§ **Usando as informações**
1 - Indique se cada afirmação está de acordo com o trecho selecionado sobre educação ambiental, respondendo sim ou não e citando as palavras do texto que decidem a questão: (a) a gestão ambiental dos órgãos governamentais de meio ambiente responde pela solução de problemas sócio-ambientais ligados aos espaços públicos naturais; (b) as formas de participação nos processos decisórios são amplamente divulgadas; (c) a Educação Ambiental que perdeu o caráter crítico estimula a participação política.
2 - Liste todos os autores mencionados pelo nome no trecho selecionado sobre educação ambiental, cada um uma única vez.

§ **Trecho selecionado**
A Educação, e em particular a Ambiental, conforme GUIMARÃES (2001, p. 190) é potencialmente um instrumento de gestão por sua capacidade de intervir no processo de construção social da realidade. Destaca-se aqui, porém, a pertinência para a gestão ambiental que pretenda superar os problemas ambientais, de uma Educação Ambiental crítica, já que “há uma abordagem que homogeneíza e superficializa o discurso de Educação ambiental –

com perda do caráter crítico – e que esta postura serve e está a serviço de uma concepção de sociedade e seu projeto de educação que busca ser hegemônico”. Projeto esse comprometido com a manutenção do modelo atual de sociedade responsável pelos problemas ambientais que nos defrontamos nos dias de hoje. É esta, portanto, uma Educação Ambiental que não estimula a participação política e volta-se essencialmente para uma educação comportamental do indivíduo per si, visto atomisticamente na sociedade, conforme discutido também por outros autores.

Há que se considerar aqui que a gestão ambiental promovida pelos órgãos governamentais de meio ambiente é a responsável pela solução de problemas sócio-ambientais relacionados aos espaços públicos naturais e, para isso, a efetivação da educação ambiental no âmbito da instituição e nas comunidades é imprescindível. Integrar as ações educativas com as ações de gestão ambiental, incluindo a educação ambiental nos programas de captação de recursos é uma necessidade para aqueles que pretendem superar os conflitos e problemas sócio ambientais.

Entretanto, ser cidadão e poder participar dos processos decisórios na esfera pública, no que diz respeito a meio ambiente e qualidade de vida tem sido um complicador, visto que as formas de participação, espaços, critérios nunca são amplamente divulgados e, quando são, não são claros para uma população à margem dos conhecimentos e informações ambientais, o que não permite que as comunidades tenham a autoridade da argumentação para defender seus direitos coletivos. Em relação a isto pode-se dizer que:

O cidadão crítico e consciente é aquele que compreende, se interessa, reclama e exige seus direitos ambientais ao setor social correspondente e que, por sua vez, está disposto a exercer sua própria responsabilidade ambiental. Este cidadão, quando se organiza e participa na direção de sua própria vida, adquire poder político e uma capacidade de mudança coletiva. Esse princípio assenta bases sólidas para a construção da sociedade civil, pois são os movimentos sociais, no redimensionamento de sua participação social, os que podem validar o processo para gestar uma utopia de qualidade de vida alternativa, que se atualiza no cotidiano e dentro de um horizonte futuro, desejável e viável (BÁRCENA in GUTIÉRREZ & PRADO apud GUIMARÃES, 2001, p. 191).

§ **Dados fornecidos**
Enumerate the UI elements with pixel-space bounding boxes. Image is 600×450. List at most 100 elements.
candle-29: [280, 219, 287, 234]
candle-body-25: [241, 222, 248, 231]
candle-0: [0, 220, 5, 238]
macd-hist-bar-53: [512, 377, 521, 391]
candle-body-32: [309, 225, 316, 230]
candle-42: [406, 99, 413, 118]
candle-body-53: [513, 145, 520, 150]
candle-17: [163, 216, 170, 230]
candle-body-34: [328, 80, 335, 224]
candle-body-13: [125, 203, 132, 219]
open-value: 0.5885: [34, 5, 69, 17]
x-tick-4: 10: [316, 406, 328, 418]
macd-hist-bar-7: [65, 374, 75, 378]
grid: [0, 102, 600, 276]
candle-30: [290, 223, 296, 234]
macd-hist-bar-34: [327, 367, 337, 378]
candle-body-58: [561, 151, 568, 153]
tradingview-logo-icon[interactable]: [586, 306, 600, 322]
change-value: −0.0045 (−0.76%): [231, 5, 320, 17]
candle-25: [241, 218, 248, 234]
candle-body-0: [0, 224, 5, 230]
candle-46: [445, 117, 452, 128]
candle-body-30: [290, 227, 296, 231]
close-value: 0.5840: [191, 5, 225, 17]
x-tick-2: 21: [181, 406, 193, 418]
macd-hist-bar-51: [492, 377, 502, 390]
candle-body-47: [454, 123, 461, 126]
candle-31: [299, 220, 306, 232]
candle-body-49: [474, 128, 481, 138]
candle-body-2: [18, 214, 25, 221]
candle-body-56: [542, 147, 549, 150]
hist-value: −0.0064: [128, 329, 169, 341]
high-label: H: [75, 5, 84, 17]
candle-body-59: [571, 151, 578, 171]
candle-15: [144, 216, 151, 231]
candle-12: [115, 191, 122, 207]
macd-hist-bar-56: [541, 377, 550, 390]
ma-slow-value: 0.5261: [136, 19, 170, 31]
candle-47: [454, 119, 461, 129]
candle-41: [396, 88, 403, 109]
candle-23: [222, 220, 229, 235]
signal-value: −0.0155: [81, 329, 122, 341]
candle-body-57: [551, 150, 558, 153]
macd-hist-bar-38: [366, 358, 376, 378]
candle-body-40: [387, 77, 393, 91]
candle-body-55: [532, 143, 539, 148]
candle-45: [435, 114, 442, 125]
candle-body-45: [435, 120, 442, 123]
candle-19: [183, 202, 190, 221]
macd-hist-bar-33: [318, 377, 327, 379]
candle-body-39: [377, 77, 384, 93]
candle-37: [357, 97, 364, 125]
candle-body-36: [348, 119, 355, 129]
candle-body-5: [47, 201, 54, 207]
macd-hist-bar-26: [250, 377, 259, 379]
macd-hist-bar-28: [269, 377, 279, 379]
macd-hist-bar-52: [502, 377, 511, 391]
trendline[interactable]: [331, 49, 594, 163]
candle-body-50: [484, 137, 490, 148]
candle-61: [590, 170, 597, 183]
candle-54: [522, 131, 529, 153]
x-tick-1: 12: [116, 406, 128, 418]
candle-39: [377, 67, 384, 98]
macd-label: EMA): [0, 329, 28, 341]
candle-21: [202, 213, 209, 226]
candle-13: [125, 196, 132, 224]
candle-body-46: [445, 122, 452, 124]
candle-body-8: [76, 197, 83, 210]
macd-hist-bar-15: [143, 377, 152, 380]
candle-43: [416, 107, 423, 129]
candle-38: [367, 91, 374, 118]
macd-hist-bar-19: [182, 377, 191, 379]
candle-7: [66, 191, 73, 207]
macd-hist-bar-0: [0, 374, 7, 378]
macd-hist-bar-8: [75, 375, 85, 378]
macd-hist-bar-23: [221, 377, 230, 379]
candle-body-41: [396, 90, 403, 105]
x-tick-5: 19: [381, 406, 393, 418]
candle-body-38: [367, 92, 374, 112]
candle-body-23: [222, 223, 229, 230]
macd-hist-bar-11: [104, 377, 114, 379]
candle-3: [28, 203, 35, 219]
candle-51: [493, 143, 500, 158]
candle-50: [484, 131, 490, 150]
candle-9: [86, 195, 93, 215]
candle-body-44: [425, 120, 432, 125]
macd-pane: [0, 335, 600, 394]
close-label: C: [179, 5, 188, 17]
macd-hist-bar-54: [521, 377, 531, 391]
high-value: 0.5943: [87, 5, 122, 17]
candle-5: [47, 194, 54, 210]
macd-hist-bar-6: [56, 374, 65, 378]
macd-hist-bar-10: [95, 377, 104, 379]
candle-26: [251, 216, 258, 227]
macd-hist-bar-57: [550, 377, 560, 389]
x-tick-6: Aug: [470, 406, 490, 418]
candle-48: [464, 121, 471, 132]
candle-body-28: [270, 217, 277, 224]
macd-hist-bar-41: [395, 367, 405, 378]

§ **Respostas dadas**
1 -
(a) Sim: "a gestão ambiental promovida pelos órgãos governamentais de meio ambiente é a responsável pela solução de problemas sócio-ambientais relacionados aos espaços públicos naturais".
(b) Não: "as formas de participação, espaços, critérios nunca são amplamente divulgados".
(c) Não: "É esta, portanto, uma Educação Ambiental que não estimula a participação política".

2 - GUIMARÃES; BÁRCENA; GUTIÉRREZ; PRADO